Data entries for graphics
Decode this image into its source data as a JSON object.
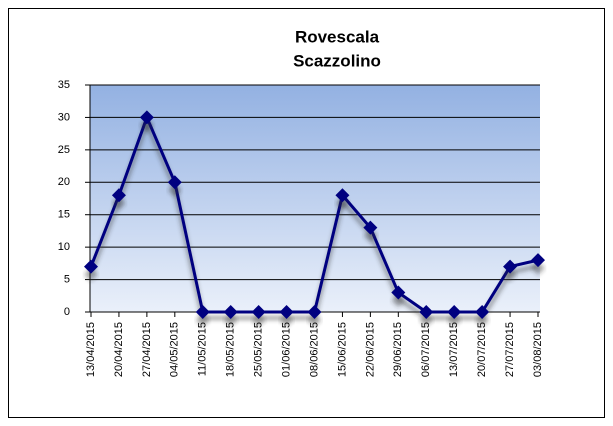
{
  "chart_data": {
    "type": "line",
    "title": [
      "Rovescala",
      "Scazzolino"
    ],
    "categories": [
      "13/04/2015",
      "20/04/2015",
      "27/04/2015",
      "04/05/2015",
      "11/05/2015",
      "18/05/2015",
      "25/05/2015",
      "01/06/2015",
      "08/06/2015",
      "15/06/2015",
      "22/06/2015",
      "29/06/2015",
      "06/07/2015",
      "13/07/2015",
      "20/07/2015",
      "27/07/2015",
      "03/08/2015"
    ],
    "series": [
      {
        "color": "#000080",
        "values": [
          7,
          18,
          30,
          20,
          0,
          0,
          0,
          0,
          0,
          18,
          13,
          3,
          0,
          0,
          0,
          7,
          8
        ]
      }
    ],
    "ylim": [
      0,
      35
    ],
    "yticks": [
      0,
      5,
      10,
      15,
      20,
      25,
      30,
      35
    ],
    "grid": true
  }
}
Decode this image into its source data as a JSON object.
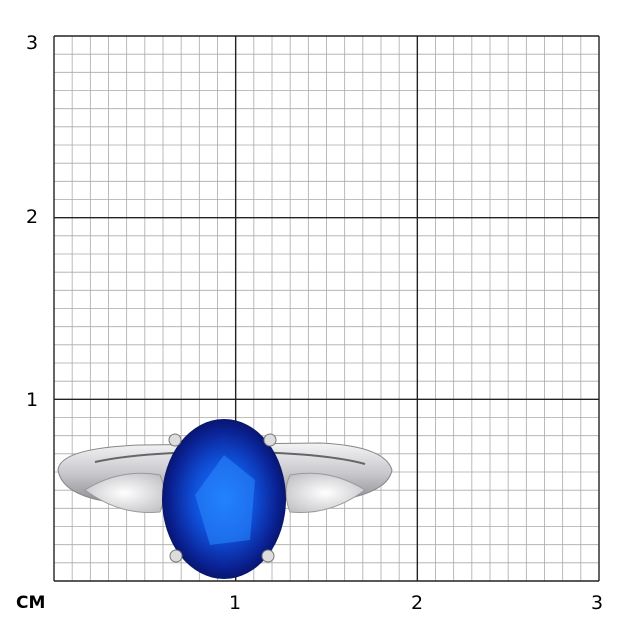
{
  "scale": {
    "unit_label": "CM",
    "y_labels": [
      "1",
      "2",
      "3"
    ],
    "x_labels": [
      "1",
      "2",
      "3"
    ],
    "major_grid_color": "#222222",
    "minor_grid_color": "#aaaaaa"
  },
  "product": {
    "subject": "ring",
    "center_stone_color": "#0a1f8f",
    "metal_color": "#d9d9dc"
  }
}
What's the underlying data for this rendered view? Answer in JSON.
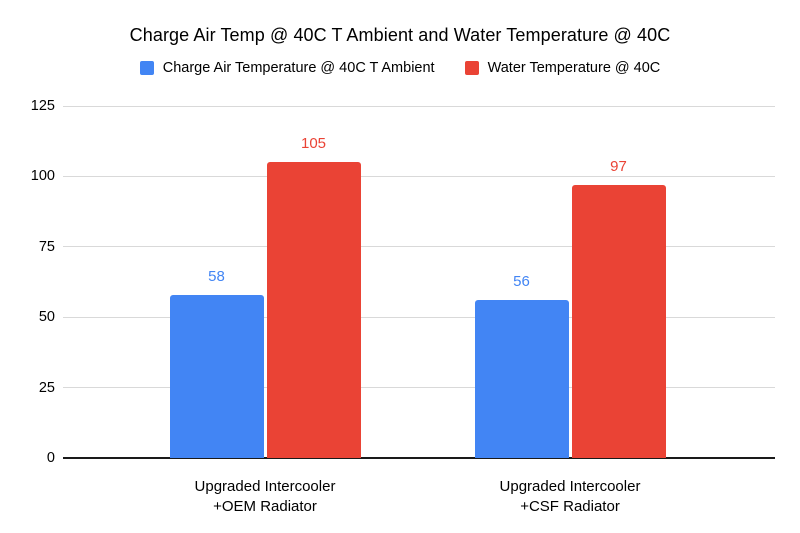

:: Instructions for the task ::
Images should not appear in the copy; retype the listing above exactly.

:: Exercise response ::
Decode this image into its source data as a JSON object.
{
  "chart_data": {
    "type": "line",
    "title": [
      "Rovescala",
      "Scazzolino"
    ],
    "categories": [
      "13/04/2015",
      "20/04/2015",
      "27/04/2015",
      "04/05/2015",
      "11/05/2015",
      "18/05/2015",
      "25/05/2015",
      "01/06/2015",
      "08/06/2015",
      "15/06/2015",
      "22/06/2015",
      "29/06/2015",
      "06/07/2015",
      "13/07/2015",
      "20/07/2015",
      "27/07/2015",
      "03/08/2015"
    ],
    "series": [
      {
        "color": "#000080",
        "values": [
          7,
          18,
          30,
          20,
          0,
          0,
          0,
          0,
          0,
          18,
          13,
          3,
          0,
          0,
          0,
          7,
          8
        ]
      }
    ],
    "ylim": [
      0,
      35
    ],
    "yticks": [
      0,
      5,
      10,
      15,
      20,
      25,
      30,
      35
    ],
    "grid": true
  }
}
Decode this image into its source data as a JSON object.
{
  "scale": {
    "unit_label": "CM",
    "y_labels": [
      "1",
      "2",
      "3"
    ],
    "x_labels": [
      "1",
      "2",
      "3"
    ],
    "major_grid_color": "#222222",
    "minor_grid_color": "#aaaaaa"
  },
  "product": {
    "subject": "ring",
    "center_stone_color": "#0a1f8f",
    "metal_color": "#d9d9dc"
  }
}
What's the underlying data for this rendered view? Answer in JSON.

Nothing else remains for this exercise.